:: WORK TO BE COMPLETED ::
Take the data below and repeat it exactly.

+++ DATA IN THIS EXERCISE +++

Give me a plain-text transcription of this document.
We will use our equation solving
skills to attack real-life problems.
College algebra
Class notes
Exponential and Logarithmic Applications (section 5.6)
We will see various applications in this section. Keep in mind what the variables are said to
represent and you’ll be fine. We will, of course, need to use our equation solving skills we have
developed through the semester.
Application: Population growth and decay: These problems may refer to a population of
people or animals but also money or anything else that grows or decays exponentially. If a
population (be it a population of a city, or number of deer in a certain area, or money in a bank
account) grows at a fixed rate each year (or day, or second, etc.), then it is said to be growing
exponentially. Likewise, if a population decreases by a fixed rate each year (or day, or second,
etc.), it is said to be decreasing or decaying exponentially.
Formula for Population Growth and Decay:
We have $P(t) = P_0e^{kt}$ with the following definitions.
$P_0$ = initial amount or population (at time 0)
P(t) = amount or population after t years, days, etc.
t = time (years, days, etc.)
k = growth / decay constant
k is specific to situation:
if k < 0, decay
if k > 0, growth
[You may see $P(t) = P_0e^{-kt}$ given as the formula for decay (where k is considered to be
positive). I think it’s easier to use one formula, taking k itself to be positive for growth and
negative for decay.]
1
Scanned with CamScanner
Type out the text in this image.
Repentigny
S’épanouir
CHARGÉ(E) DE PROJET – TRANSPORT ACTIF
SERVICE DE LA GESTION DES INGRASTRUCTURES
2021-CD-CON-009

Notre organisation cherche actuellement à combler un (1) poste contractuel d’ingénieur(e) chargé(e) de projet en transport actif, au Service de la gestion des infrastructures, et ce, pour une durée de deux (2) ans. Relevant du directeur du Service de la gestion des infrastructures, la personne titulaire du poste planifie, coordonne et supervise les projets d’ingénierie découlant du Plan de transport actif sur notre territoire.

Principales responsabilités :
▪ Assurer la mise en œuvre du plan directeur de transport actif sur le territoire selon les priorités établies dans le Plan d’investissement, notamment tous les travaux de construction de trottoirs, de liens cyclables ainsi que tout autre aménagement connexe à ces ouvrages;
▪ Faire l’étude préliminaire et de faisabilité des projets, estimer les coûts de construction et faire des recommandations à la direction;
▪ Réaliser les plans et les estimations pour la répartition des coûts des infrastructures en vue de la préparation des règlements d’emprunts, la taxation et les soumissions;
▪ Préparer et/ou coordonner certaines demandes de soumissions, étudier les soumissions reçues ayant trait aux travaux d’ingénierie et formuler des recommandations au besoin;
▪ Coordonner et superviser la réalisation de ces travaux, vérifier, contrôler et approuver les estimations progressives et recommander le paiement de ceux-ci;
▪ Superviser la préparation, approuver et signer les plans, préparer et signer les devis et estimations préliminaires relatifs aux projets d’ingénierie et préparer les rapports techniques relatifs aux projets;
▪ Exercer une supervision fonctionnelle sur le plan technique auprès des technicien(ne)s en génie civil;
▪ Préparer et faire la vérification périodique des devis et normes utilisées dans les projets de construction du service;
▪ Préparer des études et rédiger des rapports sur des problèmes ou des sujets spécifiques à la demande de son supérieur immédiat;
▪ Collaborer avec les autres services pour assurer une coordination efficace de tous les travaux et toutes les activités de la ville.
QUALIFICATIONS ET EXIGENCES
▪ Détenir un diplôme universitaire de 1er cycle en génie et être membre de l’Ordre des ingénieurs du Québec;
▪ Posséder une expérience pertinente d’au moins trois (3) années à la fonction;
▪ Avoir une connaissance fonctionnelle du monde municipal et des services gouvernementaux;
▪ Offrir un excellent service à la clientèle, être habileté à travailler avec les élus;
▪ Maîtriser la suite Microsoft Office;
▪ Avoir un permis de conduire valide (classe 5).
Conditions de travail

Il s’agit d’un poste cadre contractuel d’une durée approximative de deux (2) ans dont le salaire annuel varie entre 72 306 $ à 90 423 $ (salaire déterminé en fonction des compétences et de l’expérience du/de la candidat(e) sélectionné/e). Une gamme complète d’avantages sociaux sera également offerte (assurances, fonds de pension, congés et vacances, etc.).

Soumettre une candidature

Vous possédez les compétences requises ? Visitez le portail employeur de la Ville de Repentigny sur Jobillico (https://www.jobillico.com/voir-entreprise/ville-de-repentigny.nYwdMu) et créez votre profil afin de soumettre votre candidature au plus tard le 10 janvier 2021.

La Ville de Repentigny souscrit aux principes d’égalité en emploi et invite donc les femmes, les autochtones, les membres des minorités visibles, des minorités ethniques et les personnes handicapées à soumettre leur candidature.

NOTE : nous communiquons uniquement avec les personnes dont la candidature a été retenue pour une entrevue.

+++

:: CORRECT RESULT ::
Give me a plain-text transcription of this document.
We will use our equation solving
skills to attack real-life problems.
College algebra
Class notes
Exponential and Logarithmic Applications (section 5.6)
We will see various applications in this section. Keep in mind what the variables are said to
represent and you’ll be fine. We will, of course, need to use our equation solving skills we have
developed through the semester.
Application: Population growth and decay: These problems may refer to a population of
people or animals but also money or anything else that grows or decays exponentially. If a
population (be it a population of a city, or number of deer in a certain area, or money in a bank
account) grows at a fixed rate each year (or day, or second, etc.), then it is said to be growing
exponentially. Likewise, if a population decreases by a fixed rate each year (or day, or second,
etc.), it is said to be decreasing or decaying exponentially.
Formula for Population Growth and Decay:
We have $P(t) = P_0e^{kt}$ with the following definitions.
$P_0$ = initial amount or population (at time 0)
P(t) = amount or population after t years, days, etc.
t = time (years, days, etc.)
k = growth / decay constant
k is specific to situation:
if k < 0, decay
if k > 0, growth
[You may see $P(t) = P_0e^{-kt}$ given as the formula for decay (where k is considered to be
positive). I think it’s easier to use one formula, taking k itself to be positive for growth and
negative for decay.]
1
Scanned with CamScanner
Type out the text in this image.
Repentigny
S’épanouir
CHARGÉ(E) DE PROJET – TRANSPORT ACTIF
SERVICE DE LA GESTION DES INGRASTRUCTURES
2021-CD-CON-009

Notre organisation cherche actuellement à combler un (1) poste contractuel d’ingénieur(e) chargé(e) de projet en transport actif, au Service de la gestion des infrastructures, et ce, pour une durée de deux (2) ans. Relevant du directeur du Service de la gestion des infrastructures, la personne titulaire du poste planifie, coordonne et supervise les projets d’ingénierie découlant du Plan de transport actif sur notre territoire.

Principales responsabilités :
▪ Assurer la mise en œuvre du plan directeur de transport actif sur le territoire selon les priorités établies dans le Plan d’investissement, notamment tous les travaux de construction de trottoirs, de liens cyclables ainsi que tout autre aménagement connexe à ces ouvrages;
▪ Faire l’étude préliminaire et de faisabilité des projets, estimer les coûts de construction et faire des recommandations à la direction;
▪ Réaliser les plans et les estimations pour la répartition des coûts des infrastructures en vue de la préparation des règlements d’emprunts, la taxation et les soumissions;
▪ Préparer et/ou coordonner certaines demandes de soumissions, étudier les soumissions reçues ayant trait aux travaux d’ingénierie et formuler des recommandations au besoin;
▪ Coordonner et superviser la réalisation de ces travaux, vérifier, contrôler et approuver les estimations progressives et recommander le paiement de ceux-ci;
▪ Superviser la préparation, approuver et signer les plans, préparer et signer les devis et estimations préliminaires relatifs aux projets d’ingénierie et préparer les rapports techniques relatifs aux projets;
▪ Exercer une supervision fonctionnelle sur le plan technique auprès des technicien(ne)s en génie civil;
▪ Préparer et faire la vérification périodique des devis et normes utilisées dans les projets de construction du service;
▪ Préparer des études et rédiger des rapports sur des problèmes ou des sujets spécifiques à la demande de son supérieur immédiat;
▪ Collaborer avec les autres services pour assurer une coordination efficace de tous les travaux et toutes les activités de la ville.
QUALIFICATIONS ET EXIGENCES
▪ Détenir un diplôme universitaire de 1er cycle en génie et être membre de l’Ordre des ingénieurs du Québec;
▪ Posséder une expérience pertinente d’au moins trois (3) années à la fonction;
▪ Avoir une connaissance fonctionnelle du monde municipal et des services gouvernementaux;
▪ Offrir un excellent service à la clientèle, être habileté à travailler avec les élus;
▪ Maîtriser la suite Microsoft Office;
▪ Avoir un permis de conduire valide (classe 5).
Conditions de travail

Il s’agit d’un poste cadre contractuel d’une durée approximative de deux (2) ans dont le salaire annuel varie entre 72 306 $ à 90 423 $ (salaire déterminé en fonction des compétences et de l’expérience du/de la candidat(e) sélectionné/e). Une gamme complète d’avantages sociaux sera également offerte (assurances, fonds de pension, congés et vacances, etc.).

Soumettre une candidature

Vous possédez les compétences requises ? Visitez le portail employeur de la Ville de Repentigny sur Jobillico (https://www.jobillico.com/voir-entreprise/ville-de-repentigny.nYwdMu) et créez votre profil afin de soumettre votre candidature au plus tard le 10 janvier 2021.

La Ville de Repentigny souscrit aux principes d’égalité en emploi et invite donc les femmes, les autochtones, les membres des minorités visibles, des minorités ethniques et les personnes handicapées à soumettre leur candidature.

NOTE : nous communiquons uniquement avec les personnes dont la candidature a été retenue pour une entrevue.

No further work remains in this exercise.